= What the task requires =
From the entries that follow, pick out all lines holding "Việt".

[Data entries]
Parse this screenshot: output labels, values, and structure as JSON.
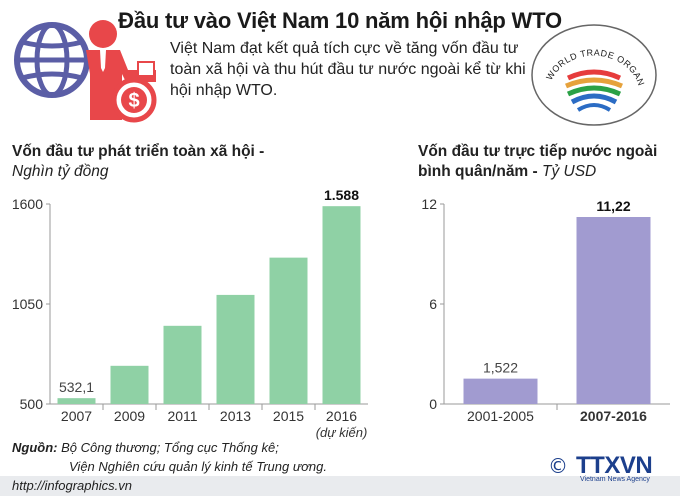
{
  "title": "Đầu tư vào Việt Nam 10 năm hội nhập WTO",
  "intro": "Việt Nam đạt kết quả tích cực về tăng vốn đầu tư toàn xã hội và thu hút đầu tư nước ngoài kể từ khi hội nhập WTO.",
  "logo_text": "WORLD TRADE ORGANIZATION",
  "icons": {
    "header": "globe-businessman-dollar-icon",
    "logo": "wto-logo-icon"
  },
  "colors": {
    "left_bars": "#8fd1a5",
    "right_bars": "#a19bd0",
    "axis": "#9a9a9a",
    "brand": "#1c3f8c"
  },
  "source": {
    "label": "Nguồn:",
    "line1": "Bộ Công thương; Tổng cục Thống kê;",
    "line2": "Viện Nghiên cứu quản lý kinh tế Trung ương."
  },
  "footer": {
    "url": "http://infographics.vn",
    "brand": "TTXVN",
    "brand_sub": "Vietnam News Agency",
    "copyright": "©"
  },
  "chart_data": [
    {
      "type": "bar",
      "title": "Vốn đầu tư phát triển toàn xã hội -",
      "subtitle": "Nghìn tỷ đồng",
      "categories": [
        "2007",
        "2009",
        "2011",
        "2013",
        "2015",
        "2016"
      ],
      "category_note": {
        "index": 5,
        "text": "(dự kiến)"
      },
      "values": [
        532.1,
        710,
        930,
        1100,
        1305,
        1588
      ],
      "data_labels": [
        {
          "index": 0,
          "text": "532,1"
        },
        {
          "index": 5,
          "text": "1.588"
        }
      ],
      "yticks": [
        500,
        1050,
        1600
      ],
      "ytick_labels": [
        "500",
        "1050",
        "1600"
      ],
      "ylim": [
        500,
        1600
      ],
      "grid": false
    },
    {
      "type": "bar",
      "title": "Vốn đầu tư trực tiếp nước ngoài",
      "title_line2": "bình quân/năm -",
      "subtitle": "Tỷ USD",
      "categories": [
        "2001-2005",
        "2007-2016"
      ],
      "values": [
        1.522,
        11.22
      ],
      "data_labels": [
        {
          "index": 0,
          "text": "1,522"
        },
        {
          "index": 1,
          "text": "11,22"
        }
      ],
      "bold_category": 1,
      "yticks": [
        0,
        6,
        12
      ],
      "ytick_labels": [
        "0",
        "6",
        "12"
      ],
      "ylim": [
        0,
        12
      ],
      "grid": false
    }
  ]
}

= Task response =
  "title": "Đầu tư vào Việt Nam 10 năm hội nhập WTO",
  "intro": "Việt Nam đạt kết quả tích cực về tăng vốn đầu tư toàn xã hội và thu hút đầu tư nước ngoài kể từ khi hội nhập WTO.",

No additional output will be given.